INPUT RECORDS ->
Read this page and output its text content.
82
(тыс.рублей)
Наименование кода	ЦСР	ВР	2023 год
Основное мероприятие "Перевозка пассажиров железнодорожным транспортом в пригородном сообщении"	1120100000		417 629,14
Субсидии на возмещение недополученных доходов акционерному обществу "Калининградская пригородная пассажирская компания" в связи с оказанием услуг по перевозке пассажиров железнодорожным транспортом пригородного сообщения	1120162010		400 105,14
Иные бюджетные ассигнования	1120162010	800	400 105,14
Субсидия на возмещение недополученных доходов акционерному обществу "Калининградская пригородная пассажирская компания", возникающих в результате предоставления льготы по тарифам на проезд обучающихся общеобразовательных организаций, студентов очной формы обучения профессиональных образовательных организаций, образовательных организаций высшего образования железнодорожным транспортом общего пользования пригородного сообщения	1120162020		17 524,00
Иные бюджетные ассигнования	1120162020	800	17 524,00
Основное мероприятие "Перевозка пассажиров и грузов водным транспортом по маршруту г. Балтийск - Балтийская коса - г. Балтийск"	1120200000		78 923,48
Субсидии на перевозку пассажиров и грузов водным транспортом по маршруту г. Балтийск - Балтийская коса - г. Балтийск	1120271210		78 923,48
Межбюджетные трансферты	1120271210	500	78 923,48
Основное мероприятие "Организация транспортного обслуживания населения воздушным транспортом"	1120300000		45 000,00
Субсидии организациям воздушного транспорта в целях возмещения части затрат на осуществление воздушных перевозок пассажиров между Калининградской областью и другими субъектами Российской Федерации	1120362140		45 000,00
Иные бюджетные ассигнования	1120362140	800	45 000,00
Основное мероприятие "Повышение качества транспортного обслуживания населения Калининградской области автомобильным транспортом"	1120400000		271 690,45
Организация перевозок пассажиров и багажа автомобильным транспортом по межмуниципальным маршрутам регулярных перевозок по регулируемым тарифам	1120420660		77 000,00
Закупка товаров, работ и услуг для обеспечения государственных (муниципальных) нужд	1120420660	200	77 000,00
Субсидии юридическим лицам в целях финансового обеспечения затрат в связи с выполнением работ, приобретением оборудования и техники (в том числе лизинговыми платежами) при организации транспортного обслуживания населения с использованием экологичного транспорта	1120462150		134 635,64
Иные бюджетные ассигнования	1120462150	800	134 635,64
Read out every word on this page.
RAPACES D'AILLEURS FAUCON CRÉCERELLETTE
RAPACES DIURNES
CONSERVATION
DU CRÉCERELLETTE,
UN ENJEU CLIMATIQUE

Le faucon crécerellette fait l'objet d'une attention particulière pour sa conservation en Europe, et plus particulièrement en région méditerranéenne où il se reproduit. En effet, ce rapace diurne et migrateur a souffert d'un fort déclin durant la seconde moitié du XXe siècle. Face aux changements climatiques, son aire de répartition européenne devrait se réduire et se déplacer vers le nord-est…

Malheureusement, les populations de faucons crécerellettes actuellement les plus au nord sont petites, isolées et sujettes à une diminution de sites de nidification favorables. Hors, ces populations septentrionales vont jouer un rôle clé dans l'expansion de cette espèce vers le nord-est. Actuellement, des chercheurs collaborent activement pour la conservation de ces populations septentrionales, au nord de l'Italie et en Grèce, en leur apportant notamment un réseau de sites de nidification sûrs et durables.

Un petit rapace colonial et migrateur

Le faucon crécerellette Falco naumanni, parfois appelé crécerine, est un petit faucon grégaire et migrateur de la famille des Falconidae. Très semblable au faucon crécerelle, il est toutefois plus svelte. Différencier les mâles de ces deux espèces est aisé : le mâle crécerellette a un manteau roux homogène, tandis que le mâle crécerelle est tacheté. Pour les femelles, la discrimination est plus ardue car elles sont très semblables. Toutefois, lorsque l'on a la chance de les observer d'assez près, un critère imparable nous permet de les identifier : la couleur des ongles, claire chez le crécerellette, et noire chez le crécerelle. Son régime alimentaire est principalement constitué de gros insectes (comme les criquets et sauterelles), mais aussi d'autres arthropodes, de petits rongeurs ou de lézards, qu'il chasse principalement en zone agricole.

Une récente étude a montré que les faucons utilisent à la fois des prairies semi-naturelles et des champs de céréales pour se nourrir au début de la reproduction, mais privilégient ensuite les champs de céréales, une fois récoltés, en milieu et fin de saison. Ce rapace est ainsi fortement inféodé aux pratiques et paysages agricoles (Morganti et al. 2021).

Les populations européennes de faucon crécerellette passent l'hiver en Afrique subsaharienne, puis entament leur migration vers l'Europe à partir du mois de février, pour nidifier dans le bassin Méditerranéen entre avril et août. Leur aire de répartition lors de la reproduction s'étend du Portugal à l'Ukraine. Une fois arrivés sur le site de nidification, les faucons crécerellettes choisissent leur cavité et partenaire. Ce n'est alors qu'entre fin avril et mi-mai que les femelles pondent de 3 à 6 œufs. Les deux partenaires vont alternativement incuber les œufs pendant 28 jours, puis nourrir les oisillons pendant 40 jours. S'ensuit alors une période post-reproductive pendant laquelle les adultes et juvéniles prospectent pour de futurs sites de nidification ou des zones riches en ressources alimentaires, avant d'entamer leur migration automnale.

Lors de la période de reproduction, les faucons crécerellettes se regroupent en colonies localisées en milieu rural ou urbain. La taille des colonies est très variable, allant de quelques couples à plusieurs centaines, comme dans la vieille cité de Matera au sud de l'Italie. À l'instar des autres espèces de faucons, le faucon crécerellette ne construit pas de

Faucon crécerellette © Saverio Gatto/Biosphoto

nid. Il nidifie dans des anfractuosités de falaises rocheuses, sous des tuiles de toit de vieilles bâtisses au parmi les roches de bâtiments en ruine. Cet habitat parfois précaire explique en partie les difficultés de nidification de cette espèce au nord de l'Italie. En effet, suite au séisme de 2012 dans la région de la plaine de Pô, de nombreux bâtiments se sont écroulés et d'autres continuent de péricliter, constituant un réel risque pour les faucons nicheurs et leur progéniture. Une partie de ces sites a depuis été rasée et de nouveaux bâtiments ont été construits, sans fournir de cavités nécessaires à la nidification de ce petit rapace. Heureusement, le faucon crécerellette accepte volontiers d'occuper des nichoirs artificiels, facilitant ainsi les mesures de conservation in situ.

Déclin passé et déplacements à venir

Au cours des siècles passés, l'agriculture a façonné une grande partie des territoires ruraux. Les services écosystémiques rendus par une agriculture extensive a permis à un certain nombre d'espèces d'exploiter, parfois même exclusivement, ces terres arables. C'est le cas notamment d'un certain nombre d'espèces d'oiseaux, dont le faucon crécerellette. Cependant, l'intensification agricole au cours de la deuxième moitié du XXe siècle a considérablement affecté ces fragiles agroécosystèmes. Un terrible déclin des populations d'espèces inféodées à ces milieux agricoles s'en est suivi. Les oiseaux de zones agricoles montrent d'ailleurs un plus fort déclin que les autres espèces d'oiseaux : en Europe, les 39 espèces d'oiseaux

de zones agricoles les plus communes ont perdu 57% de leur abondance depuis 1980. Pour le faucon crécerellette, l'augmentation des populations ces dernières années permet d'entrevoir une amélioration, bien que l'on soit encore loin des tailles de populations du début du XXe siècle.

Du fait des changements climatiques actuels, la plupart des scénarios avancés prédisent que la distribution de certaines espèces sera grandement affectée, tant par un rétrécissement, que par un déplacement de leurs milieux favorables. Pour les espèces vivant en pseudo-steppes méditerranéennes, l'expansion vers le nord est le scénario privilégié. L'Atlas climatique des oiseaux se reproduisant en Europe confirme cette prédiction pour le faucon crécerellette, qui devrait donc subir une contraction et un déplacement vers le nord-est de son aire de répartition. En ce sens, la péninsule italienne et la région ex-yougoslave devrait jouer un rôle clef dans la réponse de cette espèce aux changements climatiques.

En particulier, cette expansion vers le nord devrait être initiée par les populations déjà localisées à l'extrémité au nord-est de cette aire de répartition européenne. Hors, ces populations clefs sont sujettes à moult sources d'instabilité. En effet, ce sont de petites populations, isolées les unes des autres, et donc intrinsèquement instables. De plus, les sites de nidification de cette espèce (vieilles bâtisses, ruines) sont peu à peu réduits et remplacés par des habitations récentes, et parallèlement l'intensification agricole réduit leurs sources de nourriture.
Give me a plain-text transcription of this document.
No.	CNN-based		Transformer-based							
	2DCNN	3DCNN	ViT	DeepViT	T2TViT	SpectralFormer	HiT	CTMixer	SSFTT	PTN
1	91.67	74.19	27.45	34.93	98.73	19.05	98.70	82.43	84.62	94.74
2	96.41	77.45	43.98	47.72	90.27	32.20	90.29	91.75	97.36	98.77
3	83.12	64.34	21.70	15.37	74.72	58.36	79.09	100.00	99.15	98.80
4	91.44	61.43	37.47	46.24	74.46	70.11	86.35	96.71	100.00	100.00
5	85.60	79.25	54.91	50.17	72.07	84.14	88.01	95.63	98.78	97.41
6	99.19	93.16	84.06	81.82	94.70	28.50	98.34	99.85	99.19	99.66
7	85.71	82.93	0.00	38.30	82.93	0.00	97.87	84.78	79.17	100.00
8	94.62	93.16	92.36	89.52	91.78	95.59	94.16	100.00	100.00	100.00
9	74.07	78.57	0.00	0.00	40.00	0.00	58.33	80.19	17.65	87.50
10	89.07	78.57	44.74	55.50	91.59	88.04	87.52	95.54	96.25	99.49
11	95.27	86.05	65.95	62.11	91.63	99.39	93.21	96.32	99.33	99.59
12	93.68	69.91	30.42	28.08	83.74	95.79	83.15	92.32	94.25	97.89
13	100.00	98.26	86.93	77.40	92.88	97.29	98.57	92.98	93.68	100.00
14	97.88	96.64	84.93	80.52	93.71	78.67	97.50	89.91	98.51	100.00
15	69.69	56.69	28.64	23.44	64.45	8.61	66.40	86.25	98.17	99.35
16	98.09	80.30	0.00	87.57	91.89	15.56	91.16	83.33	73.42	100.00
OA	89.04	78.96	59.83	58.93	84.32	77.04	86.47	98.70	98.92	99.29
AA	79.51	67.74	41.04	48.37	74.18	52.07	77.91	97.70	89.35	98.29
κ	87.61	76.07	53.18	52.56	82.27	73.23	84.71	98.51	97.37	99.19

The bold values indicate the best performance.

SET EXERCISE -> Extract all lines from the data in which "this" is found.

TASK OUTPUT ->
Read this page and output its text content.
Read out every word on this page.
Give me a plain-text transcription of this document.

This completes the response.